What to produce: Copy the records that follow exactly as written, but not their pictures.

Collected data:
— Begin —
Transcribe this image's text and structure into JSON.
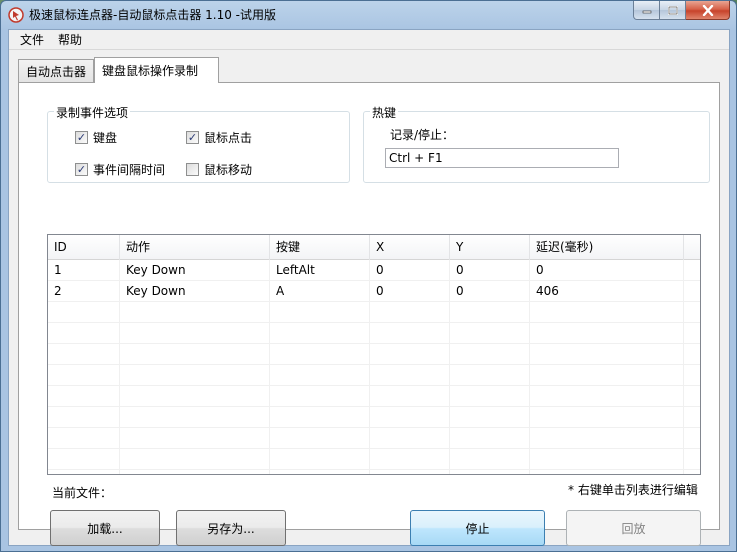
{
  "window": {
    "title": "极速鼠标连点器-自动鼠标点击器 1.10  -试用版"
  },
  "menu": {
    "items": [
      {
        "label": "文件"
      },
      {
        "label": "帮助"
      }
    ]
  },
  "tabs": [
    {
      "label": "自动点击器",
      "active": false
    },
    {
      "label": "键盘鼠标操作录制",
      "active": true
    }
  ],
  "record_options": {
    "title": "录制事件选项",
    "keyboard": {
      "label": "键盘",
      "checked": true
    },
    "mouse_click": {
      "label": "鼠标点击",
      "checked": true
    },
    "event_interval": {
      "label": "事件间隔时间",
      "checked": true
    },
    "mouse_move": {
      "label": "鼠标移动",
      "checked": false
    }
  },
  "hotkey": {
    "title": "热键",
    "label": "记录/停止：",
    "value": "Ctrl + F1"
  },
  "events_table": {
    "columns": [
      "ID",
      "动作",
      "按键",
      "X",
      "Y",
      "延迟(毫秒)"
    ],
    "rows": [
      [
        "1",
        "Key Down",
        "LeftAlt",
        "0",
        "0",
        "0"
      ],
      [
        "2",
        "Key Down",
        "A",
        "0",
        "0",
        "406"
      ]
    ]
  },
  "status": {
    "current_file_label": "当前文件：",
    "hint": "* 右键单击列表进行编辑"
  },
  "buttons": {
    "load": "加载...",
    "save_as": "另存为...",
    "stop": "停止",
    "playback": "回放"
  },
  "icons": {
    "app": "mouse-clicker-icon",
    "minimize": "minimize-icon",
    "maximize": "maximize-icon",
    "close": "close-icon",
    "check": "checkmark-icon"
  }
}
— End —
Solution for this task:
Transcribe this image's text and structure into JSON.
{
  "window": {
    "title": "极速鼠标连点器-自动鼠标点击器 1.10  -试用版"
  },
  "menu": {
    "items": [
      {
        "label": "文件"
      },
      {
        "label": "帮助"
      }
    ]
  },
  "tabs": [
    {
      "label": "自动点击器",
      "active": false
    },
    {
      "label": "键盘鼠标操作录制",
      "active": true
    }
  ],
  "record_options": {
    "title": "录制事件选项",
    "keyboard": {
      "label": "键盘",
      "checked": true
    },
    "mouse_click": {
      "label": "鼠标点击",
      "checked": true
    },
    "event_interval": {
      "label": "事件间隔时间",
      "checked": true
    },
    "mouse_move": {
      "label": "鼠标移动",
      "checked": false
    }
  },
  "hotkey": {
    "title": "热键",
    "label": "记录/停止：",
    "value": "Ctrl + F1"
  },
  "events_table": {
    "columns": [
      "ID",
      "动作",
      "按键",
      "X",
      "Y",
      "延迟(毫秒)"
    ],
    "rows": [
      [
        "1",
        "Key Down",
        "LeftAlt",
        "0",
        "0",
        "0"
      ],
      [
        "2",
        "Key Down",
        "A",
        "0",
        "0",
        "406"
      ]
    ]
  },
  "status": {
    "current_file_label": "当前文件：",
    "hint": "* 右键单击列表进行编辑"
  },
  "buttons": {
    "load": "加载...",
    "save_as": "另存为...",
    "stop": "停止",
    "playback": "回放"
  },
  "icons": {
    "app": "mouse-clicker-icon",
    "minimize": "minimize-icon",
    "maximize": "maximize-icon",
    "close": "close-icon",
    "check": "checkmark-icon"
  }
}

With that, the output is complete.